Take the entries below and print all of them exactly, please.

═════ Data for this task

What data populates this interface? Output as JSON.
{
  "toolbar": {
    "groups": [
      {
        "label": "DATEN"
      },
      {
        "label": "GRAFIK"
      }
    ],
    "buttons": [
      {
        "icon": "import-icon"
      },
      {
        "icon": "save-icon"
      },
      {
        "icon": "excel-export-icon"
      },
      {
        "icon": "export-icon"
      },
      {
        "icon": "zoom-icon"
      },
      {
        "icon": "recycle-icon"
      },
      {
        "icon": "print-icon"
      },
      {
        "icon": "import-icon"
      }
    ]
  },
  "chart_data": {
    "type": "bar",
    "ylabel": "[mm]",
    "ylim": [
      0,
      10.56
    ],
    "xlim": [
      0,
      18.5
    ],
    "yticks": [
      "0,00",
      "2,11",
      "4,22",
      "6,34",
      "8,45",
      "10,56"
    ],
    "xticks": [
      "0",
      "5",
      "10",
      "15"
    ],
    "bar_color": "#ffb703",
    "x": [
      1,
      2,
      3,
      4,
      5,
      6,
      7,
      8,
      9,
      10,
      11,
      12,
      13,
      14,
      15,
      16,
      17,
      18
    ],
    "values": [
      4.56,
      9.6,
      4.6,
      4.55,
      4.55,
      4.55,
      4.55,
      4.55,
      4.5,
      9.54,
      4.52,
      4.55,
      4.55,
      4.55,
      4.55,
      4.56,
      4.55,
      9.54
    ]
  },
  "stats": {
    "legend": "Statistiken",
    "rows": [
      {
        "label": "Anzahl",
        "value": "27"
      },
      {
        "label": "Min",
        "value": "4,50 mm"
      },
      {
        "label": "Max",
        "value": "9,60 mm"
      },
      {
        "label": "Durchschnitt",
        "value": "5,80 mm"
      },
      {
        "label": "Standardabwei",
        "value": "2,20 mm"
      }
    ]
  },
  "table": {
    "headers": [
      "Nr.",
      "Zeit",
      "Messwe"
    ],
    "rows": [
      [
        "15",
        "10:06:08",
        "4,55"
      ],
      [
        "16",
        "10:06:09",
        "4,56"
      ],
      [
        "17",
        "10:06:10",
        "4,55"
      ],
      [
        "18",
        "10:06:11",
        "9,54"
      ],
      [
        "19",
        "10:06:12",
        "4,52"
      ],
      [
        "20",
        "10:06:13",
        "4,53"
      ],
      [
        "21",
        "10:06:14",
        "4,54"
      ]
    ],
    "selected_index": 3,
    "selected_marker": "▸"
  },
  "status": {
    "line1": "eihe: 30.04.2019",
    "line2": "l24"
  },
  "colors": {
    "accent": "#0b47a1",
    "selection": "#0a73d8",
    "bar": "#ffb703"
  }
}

══════════

Exercise result —
What data populates this interface? Output as JSON.
{
  "toolbar": {
    "groups": [
      {
        "label": "DATEN"
      },
      {
        "label": "GRAFIK"
      }
    ],
    "buttons": [
      {
        "icon": "import-icon"
      },
      {
        "icon": "save-icon"
      },
      {
        "icon": "excel-export-icon"
      },
      {
        "icon": "export-icon"
      },
      {
        "icon": "zoom-icon"
      },
      {
        "icon": "recycle-icon"
      },
      {
        "icon": "print-icon"
      },
      {
        "icon": "import-icon"
      }
    ]
  },
  "chart_data": {
    "type": "bar",
    "ylabel": "[mm]",
    "ylim": [
      0,
      10.56
    ],
    "xlim": [
      0,
      18.5
    ],
    "yticks": [
      "0,00",
      "2,11",
      "4,22",
      "6,34",
      "8,45",
      "10,56"
    ],
    "xticks": [
      "0",
      "5",
      "10",
      "15"
    ],
    "bar_color": "#ffb703",
    "x": [
      1,
      2,
      3,
      4,
      5,
      6,
      7,
      8,
      9,
      10,
      11,
      12,
      13,
      14,
      15,
      16,
      17,
      18
    ],
    "values": [
      4.56,
      9.6,
      4.6,
      4.55,
      4.55,
      4.55,
      4.55,
      4.55,
      4.5,
      9.54,
      4.52,
      4.55,
      4.55,
      4.55,
      4.55,
      4.56,
      4.55,
      9.54
    ]
  },
  "stats": {
    "legend": "Statistiken",
    "rows": [
      {
        "label": "Anzahl",
        "value": "27"
      },
      {
        "label": "Min",
        "value": "4,50 mm"
      },
      {
        "label": "Max",
        "value": "9,60 mm"
      },
      {
        "label": "Durchschnitt",
        "value": "5,80 mm"
      },
      {
        "label": "Standardabwei",
        "value": "2,20 mm"
      }
    ]
  },
  "table": {
    "headers": [
      "Nr.",
      "Zeit",
      "Messwe"
    ],
    "rows": [
      [
        "15",
        "10:06:08",
        "4,55"
      ],
      [
        "16",
        "10:06:09",
        "4,56"
      ],
      [
        "17",
        "10:06:10",
        "4,55"
      ],
      [
        "18",
        "10:06:11",
        "9,54"
      ],
      [
        "19",
        "10:06:12",
        "4,52"
      ],
      [
        "20",
        "10:06:13",
        "4,53"
      ],
      [
        "21",
        "10:06:14",
        "4,54"
      ]
    ],
    "selected_index": 3,
    "selected_marker": "▸"
  },
  "status": {
    "line1": "eihe: 30.04.2019",
    "line2": "l24"
  },
  "colors": {
    "accent": "#0b47a1",
    "selection": "#0a73d8",
    "bar": "#ffb703"
  }
}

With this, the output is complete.